→ **THE PROBLEM**
In the entries below, count every line with the string "cortana". State the count and nothing else.

→ **RECORDS TO USE**
((

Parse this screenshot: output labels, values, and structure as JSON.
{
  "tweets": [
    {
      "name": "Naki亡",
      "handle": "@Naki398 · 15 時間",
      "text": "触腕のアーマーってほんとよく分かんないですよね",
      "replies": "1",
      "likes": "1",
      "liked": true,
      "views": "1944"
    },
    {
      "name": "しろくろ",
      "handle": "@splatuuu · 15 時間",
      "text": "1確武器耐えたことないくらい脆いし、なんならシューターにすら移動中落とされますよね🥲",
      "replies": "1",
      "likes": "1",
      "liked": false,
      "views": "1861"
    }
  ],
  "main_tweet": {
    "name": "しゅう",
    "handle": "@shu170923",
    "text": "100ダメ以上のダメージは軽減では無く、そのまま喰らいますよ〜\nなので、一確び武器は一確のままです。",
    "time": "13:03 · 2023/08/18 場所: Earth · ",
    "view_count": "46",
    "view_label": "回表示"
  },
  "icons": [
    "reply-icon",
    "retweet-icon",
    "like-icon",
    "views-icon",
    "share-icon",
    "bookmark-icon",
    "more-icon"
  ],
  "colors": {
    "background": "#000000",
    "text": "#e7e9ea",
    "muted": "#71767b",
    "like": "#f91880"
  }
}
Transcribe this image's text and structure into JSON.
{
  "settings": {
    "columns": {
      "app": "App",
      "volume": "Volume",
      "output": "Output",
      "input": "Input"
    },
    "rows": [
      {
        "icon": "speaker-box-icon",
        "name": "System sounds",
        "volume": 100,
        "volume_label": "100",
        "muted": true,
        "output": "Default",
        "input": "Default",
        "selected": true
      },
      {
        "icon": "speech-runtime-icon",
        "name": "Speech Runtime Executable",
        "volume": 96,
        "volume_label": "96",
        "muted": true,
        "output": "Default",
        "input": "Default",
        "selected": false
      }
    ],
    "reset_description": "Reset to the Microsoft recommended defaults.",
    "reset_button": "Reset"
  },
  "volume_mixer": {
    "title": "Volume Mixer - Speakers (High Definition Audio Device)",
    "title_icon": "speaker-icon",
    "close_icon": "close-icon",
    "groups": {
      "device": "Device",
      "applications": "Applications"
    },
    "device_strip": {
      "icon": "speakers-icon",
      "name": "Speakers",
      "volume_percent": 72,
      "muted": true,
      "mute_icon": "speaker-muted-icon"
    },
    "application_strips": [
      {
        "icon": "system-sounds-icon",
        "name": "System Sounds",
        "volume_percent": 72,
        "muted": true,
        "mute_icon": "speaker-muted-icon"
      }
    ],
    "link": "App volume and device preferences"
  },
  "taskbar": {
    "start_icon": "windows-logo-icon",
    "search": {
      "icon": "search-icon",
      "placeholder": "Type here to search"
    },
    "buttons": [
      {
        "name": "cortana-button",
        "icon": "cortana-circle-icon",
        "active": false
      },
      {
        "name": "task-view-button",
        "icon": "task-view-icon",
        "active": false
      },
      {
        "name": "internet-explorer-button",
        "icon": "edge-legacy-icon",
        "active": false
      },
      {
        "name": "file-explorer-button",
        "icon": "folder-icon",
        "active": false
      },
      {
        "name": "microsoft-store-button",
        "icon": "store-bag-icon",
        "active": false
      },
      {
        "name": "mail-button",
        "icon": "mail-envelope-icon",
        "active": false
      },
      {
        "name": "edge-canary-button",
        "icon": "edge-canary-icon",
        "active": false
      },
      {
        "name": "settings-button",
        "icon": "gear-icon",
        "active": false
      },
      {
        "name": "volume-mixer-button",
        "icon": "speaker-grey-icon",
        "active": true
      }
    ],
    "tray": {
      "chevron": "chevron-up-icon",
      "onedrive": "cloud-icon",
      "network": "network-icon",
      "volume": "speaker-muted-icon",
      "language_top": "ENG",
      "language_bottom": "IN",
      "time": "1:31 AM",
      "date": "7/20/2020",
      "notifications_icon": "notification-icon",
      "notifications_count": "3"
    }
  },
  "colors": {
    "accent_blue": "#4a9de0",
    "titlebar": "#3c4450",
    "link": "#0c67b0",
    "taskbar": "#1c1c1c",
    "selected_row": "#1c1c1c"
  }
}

))

→ **ANSWER TO THE EXERCISE**
2